Exercise objective — In full and without alteration, repeat the material.

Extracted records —
■ ■ ■
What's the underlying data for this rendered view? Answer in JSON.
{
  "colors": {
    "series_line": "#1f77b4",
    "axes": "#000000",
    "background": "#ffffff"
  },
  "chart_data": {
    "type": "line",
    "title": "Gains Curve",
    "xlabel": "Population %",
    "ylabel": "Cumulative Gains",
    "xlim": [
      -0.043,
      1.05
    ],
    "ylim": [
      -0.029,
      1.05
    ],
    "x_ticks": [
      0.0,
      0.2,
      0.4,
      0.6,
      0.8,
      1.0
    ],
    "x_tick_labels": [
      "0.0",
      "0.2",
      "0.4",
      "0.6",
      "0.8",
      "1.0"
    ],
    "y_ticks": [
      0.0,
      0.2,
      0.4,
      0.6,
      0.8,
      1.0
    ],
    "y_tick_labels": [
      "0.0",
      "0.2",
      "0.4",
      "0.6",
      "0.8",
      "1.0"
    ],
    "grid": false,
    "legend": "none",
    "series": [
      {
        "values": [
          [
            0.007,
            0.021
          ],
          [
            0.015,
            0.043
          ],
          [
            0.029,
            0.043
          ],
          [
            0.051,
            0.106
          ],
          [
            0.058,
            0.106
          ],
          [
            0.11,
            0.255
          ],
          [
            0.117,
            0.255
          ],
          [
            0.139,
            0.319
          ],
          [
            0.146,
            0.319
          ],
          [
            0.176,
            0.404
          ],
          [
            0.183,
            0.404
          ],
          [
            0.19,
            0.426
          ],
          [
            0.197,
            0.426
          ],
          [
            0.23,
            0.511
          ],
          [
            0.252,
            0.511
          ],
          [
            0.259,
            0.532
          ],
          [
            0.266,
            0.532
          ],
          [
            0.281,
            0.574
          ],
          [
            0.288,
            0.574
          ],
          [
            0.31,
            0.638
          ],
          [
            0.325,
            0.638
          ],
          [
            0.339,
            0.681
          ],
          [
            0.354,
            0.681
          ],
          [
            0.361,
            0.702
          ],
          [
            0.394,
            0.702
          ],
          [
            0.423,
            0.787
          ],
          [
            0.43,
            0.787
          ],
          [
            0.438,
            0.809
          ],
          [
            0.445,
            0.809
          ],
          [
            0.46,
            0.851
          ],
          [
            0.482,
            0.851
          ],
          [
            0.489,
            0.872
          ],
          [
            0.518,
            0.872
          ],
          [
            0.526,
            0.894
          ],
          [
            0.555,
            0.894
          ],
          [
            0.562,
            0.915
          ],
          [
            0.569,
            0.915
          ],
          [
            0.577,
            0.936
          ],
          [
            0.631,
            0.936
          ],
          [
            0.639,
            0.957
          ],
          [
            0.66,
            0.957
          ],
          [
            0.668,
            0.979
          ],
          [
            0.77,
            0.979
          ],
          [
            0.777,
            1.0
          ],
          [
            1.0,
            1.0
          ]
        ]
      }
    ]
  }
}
■ ■ ■
Solution to this exercise —
What's the underlying data for this rendered view? Answer in JSON.
{
  "colors": {
    "series_line": "#1f77b4",
    "axes": "#000000",
    "background": "#ffffff"
  },
  "chart_data": {
    "type": "line",
    "title": "Gains Curve",
    "xlabel": "Population %",
    "ylabel": "Cumulative Gains",
    "xlim": [
      -0.043,
      1.05
    ],
    "ylim": [
      -0.029,
      1.05
    ],
    "x_ticks": [
      0.0,
      0.2,
      0.4,
      0.6,
      0.8,
      1.0
    ],
    "x_tick_labels": [
      "0.0",
      "0.2",
      "0.4",
      "0.6",
      "0.8",
      "1.0"
    ],
    "y_ticks": [
      0.0,
      0.2,
      0.4,
      0.6,
      0.8,
      1.0
    ],
    "y_tick_labels": [
      "0.0",
      "0.2",
      "0.4",
      "0.6",
      "0.8",
      "1.0"
    ],
    "grid": false,
    "legend": "none",
    "series": [
      {
        "values": [
          [
            0.007,
            0.021
          ],
          [
            0.015,
            0.043
          ],
          [
            0.029,
            0.043
          ],
          [
            0.051,
            0.106
          ],
          [
            0.058,
            0.106
          ],
          [
            0.11,
            0.255
          ],
          [
            0.117,
            0.255
          ],
          [
            0.139,
            0.319
          ],
          [
            0.146,
            0.319
          ],
          [
            0.176,
            0.404
          ],
          [
            0.183,
            0.404
          ],
          [
            0.19,
            0.426
          ],
          [
            0.197,
            0.426
          ],
          [
            0.23,
            0.511
          ],
          [
            0.252,
            0.511
          ],
          [
            0.259,
            0.532
          ],
          [
            0.266,
            0.532
          ],
          [
            0.281,
            0.574
          ],
          [
            0.288,
            0.574
          ],
          [
            0.31,
            0.638
          ],
          [
            0.325,
            0.638
          ],
          [
            0.339,
            0.681
          ],
          [
            0.354,
            0.681
          ],
          [
            0.361,
            0.702
          ],
          [
            0.394,
            0.702
          ],
          [
            0.423,
            0.787
          ],
          [
            0.43,
            0.787
          ],
          [
            0.438,
            0.809
          ],
          [
            0.445,
            0.809
          ],
          [
            0.46,
            0.851
          ],
          [
            0.482,
            0.851
          ],
          [
            0.489,
            0.872
          ],
          [
            0.518,
            0.872
          ],
          [
            0.526,
            0.894
          ],
          [
            0.555,
            0.894
          ],
          [
            0.562,
            0.915
          ],
          [
            0.569,
            0.915
          ],
          [
            0.577,
            0.936
          ],
          [
            0.631,
            0.936
          ],
          [
            0.639,
            0.957
          ],
          [
            0.66,
            0.957
          ],
          [
            0.668,
            0.979
          ],
          [
            0.77,
            0.979
          ],
          [
            0.777,
            1.0
          ],
          [
            1.0,
            1.0
          ]
        ]
      }
    ]
  }
}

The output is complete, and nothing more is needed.